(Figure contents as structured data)
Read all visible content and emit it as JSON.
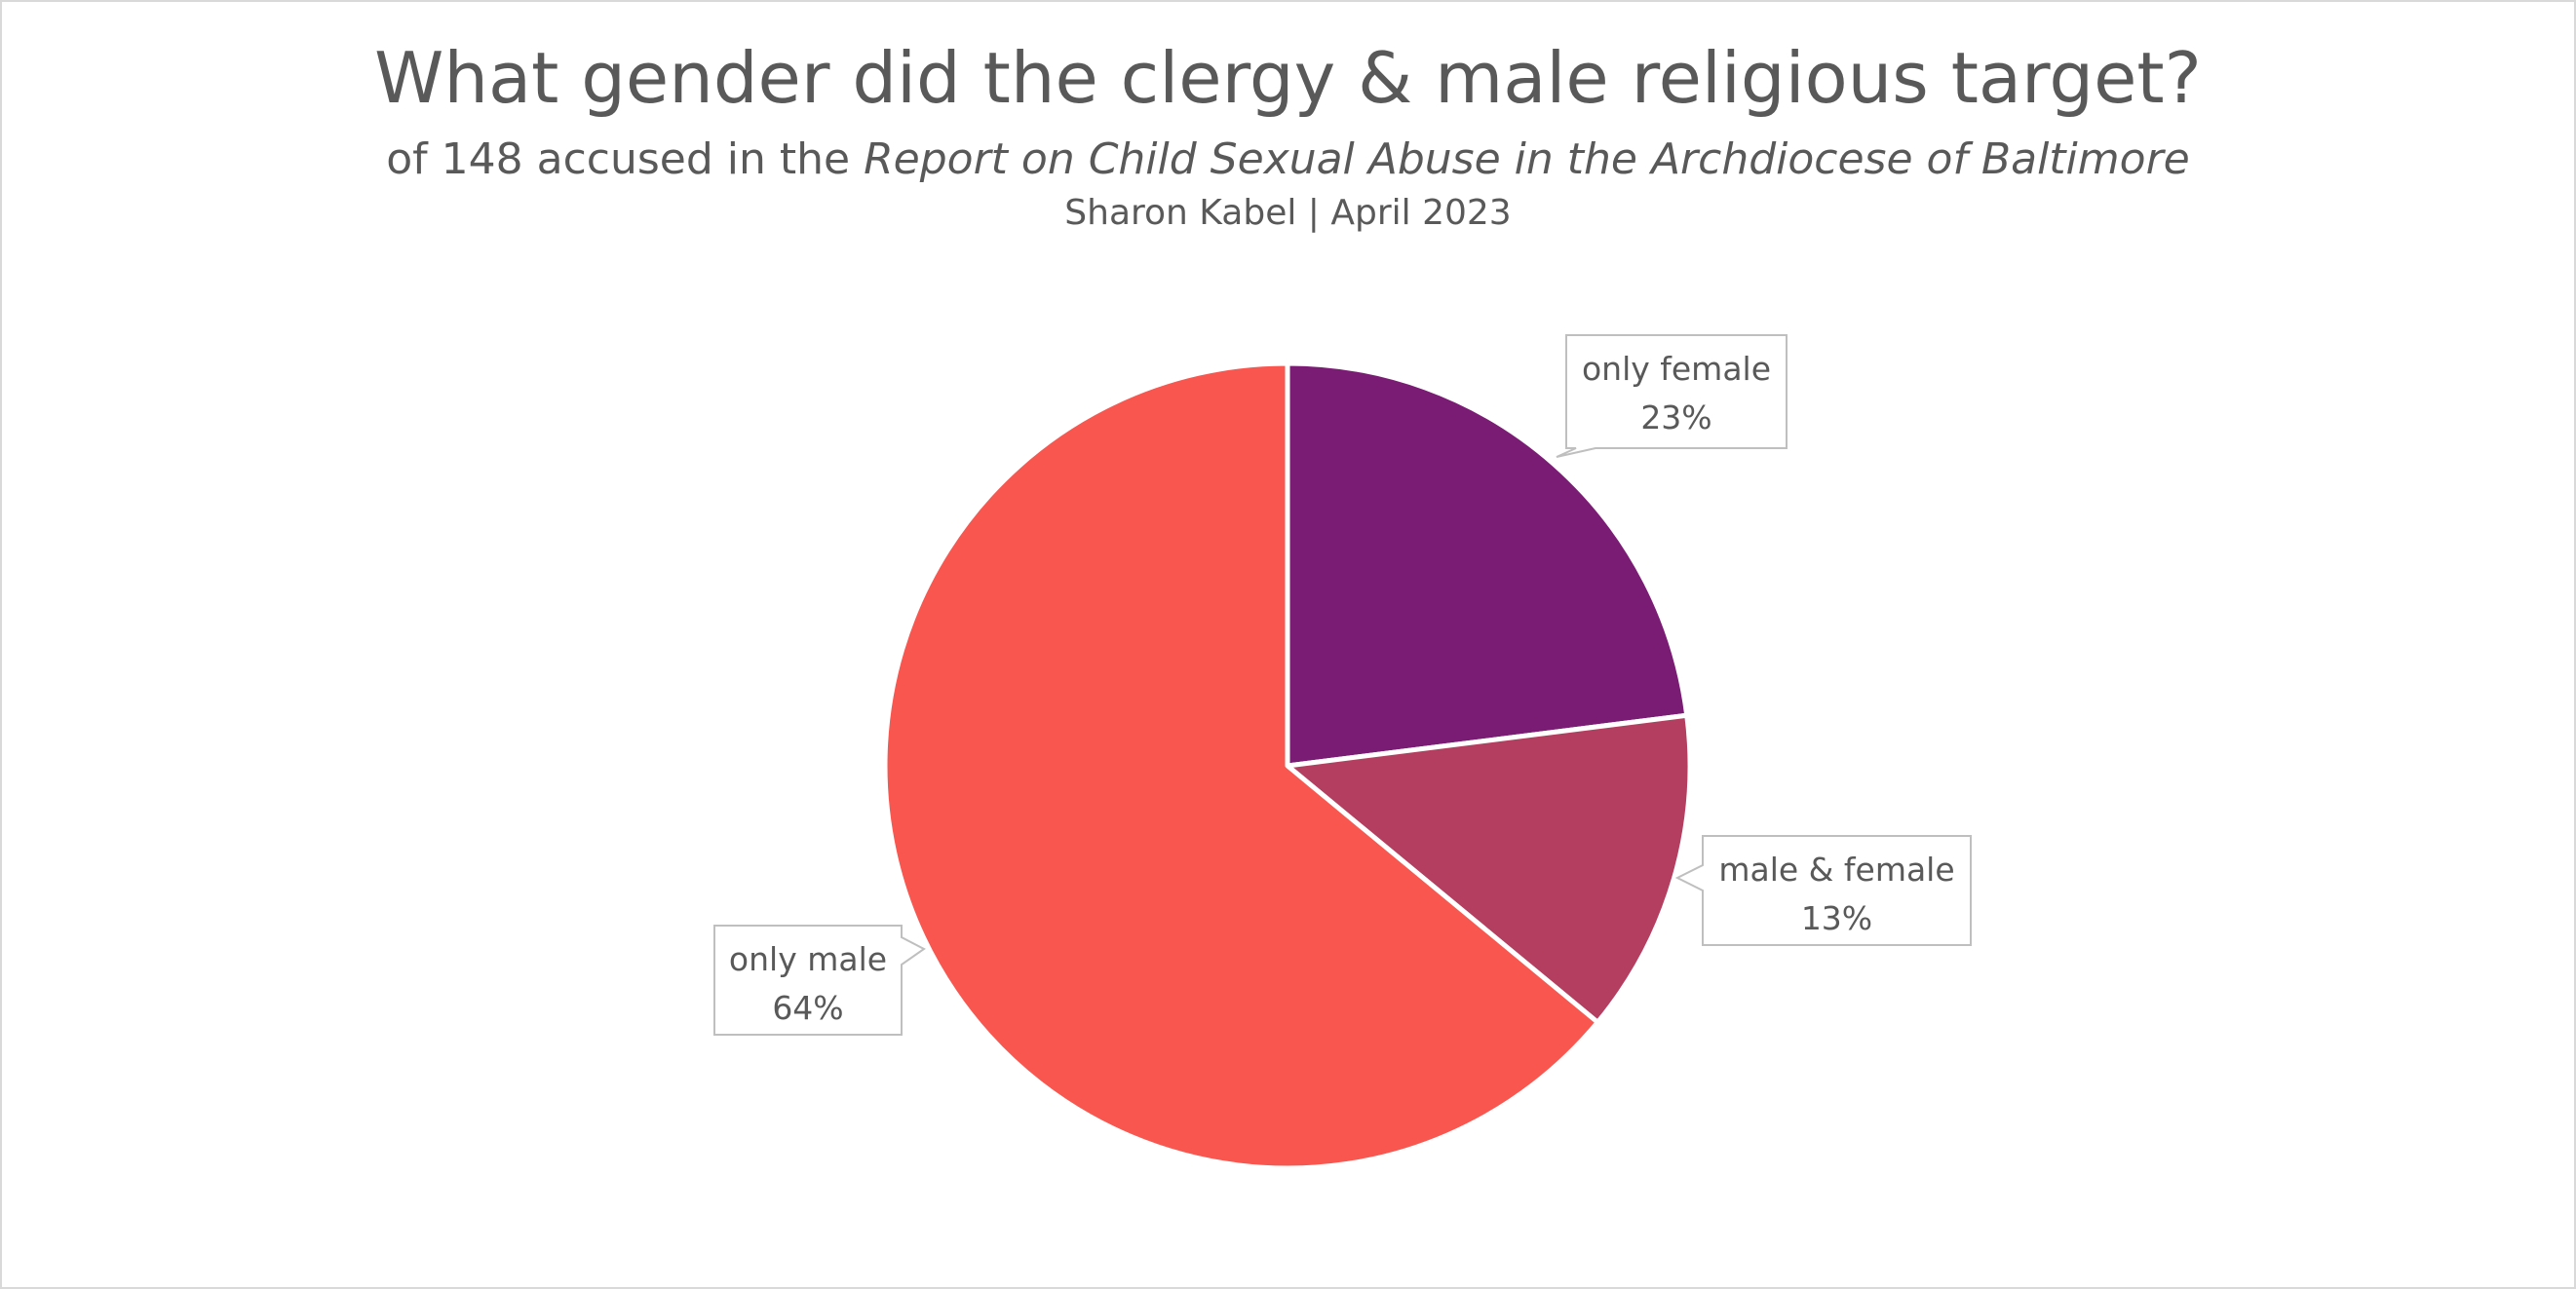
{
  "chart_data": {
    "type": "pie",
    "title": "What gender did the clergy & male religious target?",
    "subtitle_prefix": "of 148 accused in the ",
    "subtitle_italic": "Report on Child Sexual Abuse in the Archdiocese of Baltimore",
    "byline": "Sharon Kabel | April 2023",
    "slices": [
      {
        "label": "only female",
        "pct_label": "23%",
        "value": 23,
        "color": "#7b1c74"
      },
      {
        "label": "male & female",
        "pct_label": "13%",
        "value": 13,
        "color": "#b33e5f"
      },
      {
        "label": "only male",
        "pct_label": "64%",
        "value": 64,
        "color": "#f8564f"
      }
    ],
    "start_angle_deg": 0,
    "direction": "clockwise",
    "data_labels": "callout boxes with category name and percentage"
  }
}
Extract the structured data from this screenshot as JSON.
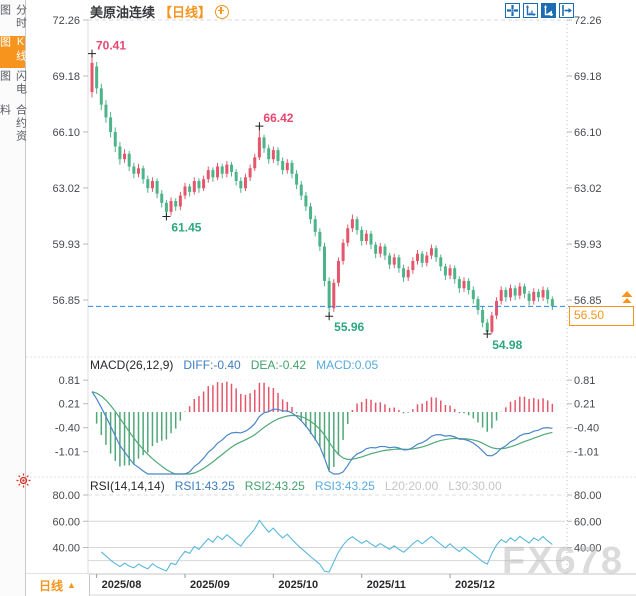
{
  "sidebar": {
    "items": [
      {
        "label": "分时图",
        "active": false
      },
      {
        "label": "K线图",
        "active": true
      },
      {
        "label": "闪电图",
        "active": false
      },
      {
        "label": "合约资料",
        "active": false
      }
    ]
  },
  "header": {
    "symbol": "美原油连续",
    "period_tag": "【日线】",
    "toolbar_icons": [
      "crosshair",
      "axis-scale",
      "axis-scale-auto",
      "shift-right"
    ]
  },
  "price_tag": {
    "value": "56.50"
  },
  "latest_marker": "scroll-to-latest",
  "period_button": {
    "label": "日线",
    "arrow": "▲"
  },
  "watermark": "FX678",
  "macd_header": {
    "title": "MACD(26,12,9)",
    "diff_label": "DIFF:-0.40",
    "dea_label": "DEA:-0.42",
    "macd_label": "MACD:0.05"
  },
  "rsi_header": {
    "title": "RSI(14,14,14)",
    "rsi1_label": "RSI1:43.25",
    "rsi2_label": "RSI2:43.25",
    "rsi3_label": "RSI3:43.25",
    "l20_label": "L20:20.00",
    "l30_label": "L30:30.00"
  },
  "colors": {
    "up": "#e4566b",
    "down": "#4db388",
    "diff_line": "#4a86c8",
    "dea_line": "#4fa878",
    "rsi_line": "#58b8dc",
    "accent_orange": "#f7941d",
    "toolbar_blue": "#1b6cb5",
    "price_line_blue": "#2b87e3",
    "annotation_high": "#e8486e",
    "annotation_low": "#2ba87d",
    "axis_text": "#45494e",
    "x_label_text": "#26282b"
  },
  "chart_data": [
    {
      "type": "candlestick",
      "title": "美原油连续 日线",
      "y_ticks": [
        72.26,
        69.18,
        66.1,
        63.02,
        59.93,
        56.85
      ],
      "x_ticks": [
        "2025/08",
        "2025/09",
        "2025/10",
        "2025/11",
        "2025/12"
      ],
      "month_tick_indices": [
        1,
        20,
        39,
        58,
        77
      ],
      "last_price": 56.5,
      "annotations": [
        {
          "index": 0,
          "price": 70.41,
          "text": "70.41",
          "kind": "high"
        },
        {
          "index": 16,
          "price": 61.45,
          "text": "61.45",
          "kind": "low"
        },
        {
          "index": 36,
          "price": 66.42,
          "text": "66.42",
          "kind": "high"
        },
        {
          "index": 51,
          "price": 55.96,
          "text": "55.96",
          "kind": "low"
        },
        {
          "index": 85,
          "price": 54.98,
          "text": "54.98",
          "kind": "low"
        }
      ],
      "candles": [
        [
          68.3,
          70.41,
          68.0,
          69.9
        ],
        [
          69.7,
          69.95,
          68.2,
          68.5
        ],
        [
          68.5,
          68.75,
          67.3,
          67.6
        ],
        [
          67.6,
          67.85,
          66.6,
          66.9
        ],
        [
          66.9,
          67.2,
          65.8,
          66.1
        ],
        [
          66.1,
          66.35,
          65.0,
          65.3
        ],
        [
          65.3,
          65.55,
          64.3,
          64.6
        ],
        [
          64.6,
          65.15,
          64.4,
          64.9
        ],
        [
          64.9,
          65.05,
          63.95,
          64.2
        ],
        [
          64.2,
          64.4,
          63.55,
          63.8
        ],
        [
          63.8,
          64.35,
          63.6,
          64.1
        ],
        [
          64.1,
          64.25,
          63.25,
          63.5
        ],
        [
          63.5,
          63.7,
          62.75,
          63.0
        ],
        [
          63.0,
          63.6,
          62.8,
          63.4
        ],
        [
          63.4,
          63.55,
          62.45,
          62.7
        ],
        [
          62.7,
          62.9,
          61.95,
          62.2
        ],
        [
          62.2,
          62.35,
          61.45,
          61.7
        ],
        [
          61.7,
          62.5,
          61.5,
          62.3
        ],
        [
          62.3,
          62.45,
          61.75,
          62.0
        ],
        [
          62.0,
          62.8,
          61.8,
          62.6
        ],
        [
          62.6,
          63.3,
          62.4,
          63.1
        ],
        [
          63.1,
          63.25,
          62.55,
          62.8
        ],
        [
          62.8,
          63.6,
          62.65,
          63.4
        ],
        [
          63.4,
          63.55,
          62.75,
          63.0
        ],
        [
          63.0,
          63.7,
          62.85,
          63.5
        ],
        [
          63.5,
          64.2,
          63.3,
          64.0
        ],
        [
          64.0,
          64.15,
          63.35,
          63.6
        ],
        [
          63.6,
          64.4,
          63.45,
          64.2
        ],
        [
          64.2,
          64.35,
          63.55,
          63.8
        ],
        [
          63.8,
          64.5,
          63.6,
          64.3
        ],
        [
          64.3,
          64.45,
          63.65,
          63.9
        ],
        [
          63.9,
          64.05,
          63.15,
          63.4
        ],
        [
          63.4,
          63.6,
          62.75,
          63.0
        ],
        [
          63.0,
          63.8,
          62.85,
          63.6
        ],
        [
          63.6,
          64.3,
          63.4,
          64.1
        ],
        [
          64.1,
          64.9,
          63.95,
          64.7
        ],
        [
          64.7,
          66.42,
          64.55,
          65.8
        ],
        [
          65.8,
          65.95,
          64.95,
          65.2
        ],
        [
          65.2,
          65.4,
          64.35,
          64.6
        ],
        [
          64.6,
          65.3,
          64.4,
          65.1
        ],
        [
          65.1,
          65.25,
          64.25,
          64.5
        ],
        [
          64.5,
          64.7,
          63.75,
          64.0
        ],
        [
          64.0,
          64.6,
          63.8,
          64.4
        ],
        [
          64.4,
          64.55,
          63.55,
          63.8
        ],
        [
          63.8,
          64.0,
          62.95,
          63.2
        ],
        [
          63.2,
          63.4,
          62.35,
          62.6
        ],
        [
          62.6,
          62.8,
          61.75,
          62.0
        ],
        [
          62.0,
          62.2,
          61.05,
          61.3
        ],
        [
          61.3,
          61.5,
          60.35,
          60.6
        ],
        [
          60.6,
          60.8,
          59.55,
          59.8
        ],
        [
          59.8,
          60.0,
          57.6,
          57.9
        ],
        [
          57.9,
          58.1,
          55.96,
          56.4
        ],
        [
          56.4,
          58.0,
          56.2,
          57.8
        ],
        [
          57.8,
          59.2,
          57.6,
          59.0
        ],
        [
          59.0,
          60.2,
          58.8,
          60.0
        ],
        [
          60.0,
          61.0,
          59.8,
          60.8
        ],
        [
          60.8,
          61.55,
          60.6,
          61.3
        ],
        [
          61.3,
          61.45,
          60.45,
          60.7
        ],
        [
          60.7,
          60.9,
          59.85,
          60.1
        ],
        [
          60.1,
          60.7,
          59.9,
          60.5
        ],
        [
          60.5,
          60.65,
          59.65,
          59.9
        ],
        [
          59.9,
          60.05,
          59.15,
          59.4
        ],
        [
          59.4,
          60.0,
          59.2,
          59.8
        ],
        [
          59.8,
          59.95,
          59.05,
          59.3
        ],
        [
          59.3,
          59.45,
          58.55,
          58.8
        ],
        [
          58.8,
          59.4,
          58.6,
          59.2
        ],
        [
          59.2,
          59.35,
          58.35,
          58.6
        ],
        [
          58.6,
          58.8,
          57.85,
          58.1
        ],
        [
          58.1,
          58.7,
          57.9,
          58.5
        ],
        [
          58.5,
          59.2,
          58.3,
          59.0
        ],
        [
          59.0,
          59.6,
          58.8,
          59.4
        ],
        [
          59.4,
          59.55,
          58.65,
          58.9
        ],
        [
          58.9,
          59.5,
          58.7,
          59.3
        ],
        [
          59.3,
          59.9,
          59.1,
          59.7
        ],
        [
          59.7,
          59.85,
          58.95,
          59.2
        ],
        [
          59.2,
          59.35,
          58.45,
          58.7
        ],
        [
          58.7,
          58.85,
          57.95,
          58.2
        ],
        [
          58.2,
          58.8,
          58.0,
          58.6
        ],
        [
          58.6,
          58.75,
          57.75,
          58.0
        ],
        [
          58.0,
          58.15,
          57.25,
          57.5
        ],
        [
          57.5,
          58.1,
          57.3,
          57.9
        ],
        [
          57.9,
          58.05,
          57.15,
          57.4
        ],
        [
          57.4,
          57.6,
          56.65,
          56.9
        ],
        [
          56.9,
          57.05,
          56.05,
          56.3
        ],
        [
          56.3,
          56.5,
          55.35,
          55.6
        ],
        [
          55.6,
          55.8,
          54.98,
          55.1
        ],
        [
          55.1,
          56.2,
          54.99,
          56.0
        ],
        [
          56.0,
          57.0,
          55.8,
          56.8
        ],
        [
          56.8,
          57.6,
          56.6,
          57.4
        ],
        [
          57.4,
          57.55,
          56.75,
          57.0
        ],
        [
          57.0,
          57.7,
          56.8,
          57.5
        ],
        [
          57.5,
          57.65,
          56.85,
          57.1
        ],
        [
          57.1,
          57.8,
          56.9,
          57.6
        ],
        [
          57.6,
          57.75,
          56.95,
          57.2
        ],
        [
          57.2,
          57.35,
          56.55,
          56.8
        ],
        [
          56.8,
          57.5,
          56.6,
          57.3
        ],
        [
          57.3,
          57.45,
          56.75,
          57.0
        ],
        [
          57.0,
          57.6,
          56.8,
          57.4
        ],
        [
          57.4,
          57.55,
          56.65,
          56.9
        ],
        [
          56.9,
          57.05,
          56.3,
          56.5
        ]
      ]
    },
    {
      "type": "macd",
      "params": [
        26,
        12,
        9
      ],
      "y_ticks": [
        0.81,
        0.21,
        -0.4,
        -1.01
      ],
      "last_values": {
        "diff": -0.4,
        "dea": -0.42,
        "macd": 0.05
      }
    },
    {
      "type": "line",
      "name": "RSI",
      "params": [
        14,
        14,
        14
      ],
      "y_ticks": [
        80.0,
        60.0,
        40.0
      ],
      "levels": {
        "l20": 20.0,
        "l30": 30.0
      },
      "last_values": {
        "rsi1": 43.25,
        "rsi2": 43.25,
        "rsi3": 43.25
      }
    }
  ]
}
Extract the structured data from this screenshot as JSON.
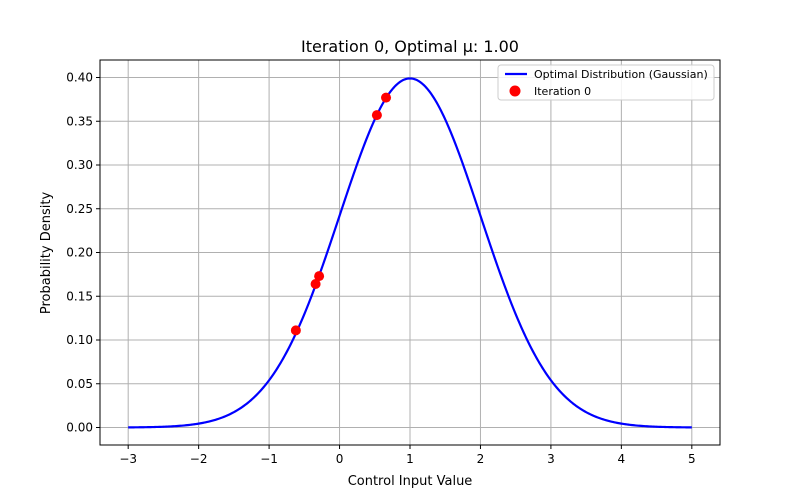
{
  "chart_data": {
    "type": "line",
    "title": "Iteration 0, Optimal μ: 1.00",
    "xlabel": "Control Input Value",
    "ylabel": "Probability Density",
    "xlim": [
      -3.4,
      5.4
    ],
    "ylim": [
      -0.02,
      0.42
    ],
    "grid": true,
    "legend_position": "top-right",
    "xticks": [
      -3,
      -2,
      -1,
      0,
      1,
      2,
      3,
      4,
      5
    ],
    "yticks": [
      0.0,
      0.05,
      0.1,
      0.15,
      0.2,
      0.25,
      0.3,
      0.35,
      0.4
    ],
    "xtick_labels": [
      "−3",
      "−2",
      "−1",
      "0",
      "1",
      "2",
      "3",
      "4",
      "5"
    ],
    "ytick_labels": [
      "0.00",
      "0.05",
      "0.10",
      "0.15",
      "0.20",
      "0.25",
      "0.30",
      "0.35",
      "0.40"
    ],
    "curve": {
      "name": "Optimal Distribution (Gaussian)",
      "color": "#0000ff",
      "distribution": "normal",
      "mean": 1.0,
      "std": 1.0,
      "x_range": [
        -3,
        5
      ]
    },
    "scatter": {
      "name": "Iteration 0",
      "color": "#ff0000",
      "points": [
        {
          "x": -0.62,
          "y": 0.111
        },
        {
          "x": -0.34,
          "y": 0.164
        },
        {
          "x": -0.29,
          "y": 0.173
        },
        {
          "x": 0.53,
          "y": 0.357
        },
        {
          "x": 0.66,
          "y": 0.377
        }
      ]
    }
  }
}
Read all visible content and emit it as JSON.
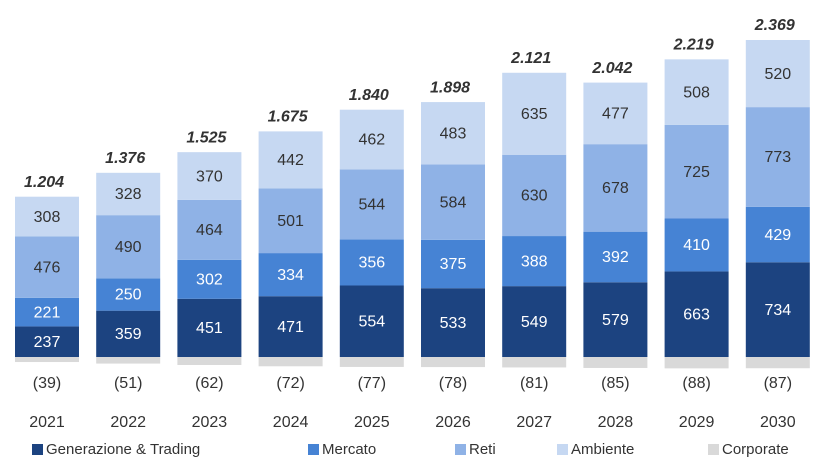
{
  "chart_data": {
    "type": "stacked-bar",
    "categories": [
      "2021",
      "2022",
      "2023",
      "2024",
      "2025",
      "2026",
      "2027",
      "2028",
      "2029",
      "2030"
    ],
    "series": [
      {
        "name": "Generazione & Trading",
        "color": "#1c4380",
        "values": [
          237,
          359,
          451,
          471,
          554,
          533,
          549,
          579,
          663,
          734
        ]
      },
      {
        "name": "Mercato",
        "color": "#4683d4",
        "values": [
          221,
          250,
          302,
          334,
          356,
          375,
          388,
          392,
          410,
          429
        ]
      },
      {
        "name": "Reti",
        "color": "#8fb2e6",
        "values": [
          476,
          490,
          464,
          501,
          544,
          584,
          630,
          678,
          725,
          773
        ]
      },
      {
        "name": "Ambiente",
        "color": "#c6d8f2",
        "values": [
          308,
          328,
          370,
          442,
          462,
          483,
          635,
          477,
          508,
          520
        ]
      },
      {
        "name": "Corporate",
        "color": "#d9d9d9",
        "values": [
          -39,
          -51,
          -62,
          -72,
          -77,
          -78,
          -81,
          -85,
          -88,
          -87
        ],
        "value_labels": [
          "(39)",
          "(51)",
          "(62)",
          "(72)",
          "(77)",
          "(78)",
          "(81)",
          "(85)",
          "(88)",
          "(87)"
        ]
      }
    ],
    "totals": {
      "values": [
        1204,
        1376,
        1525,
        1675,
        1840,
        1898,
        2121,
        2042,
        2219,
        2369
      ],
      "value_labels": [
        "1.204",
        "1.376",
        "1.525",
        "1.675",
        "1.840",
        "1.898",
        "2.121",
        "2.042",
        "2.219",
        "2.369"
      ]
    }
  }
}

→ **SET TASK**:
Return only the count of lines in the records that hold the word "index".

→ **COMPLETED EXERCISE**:
5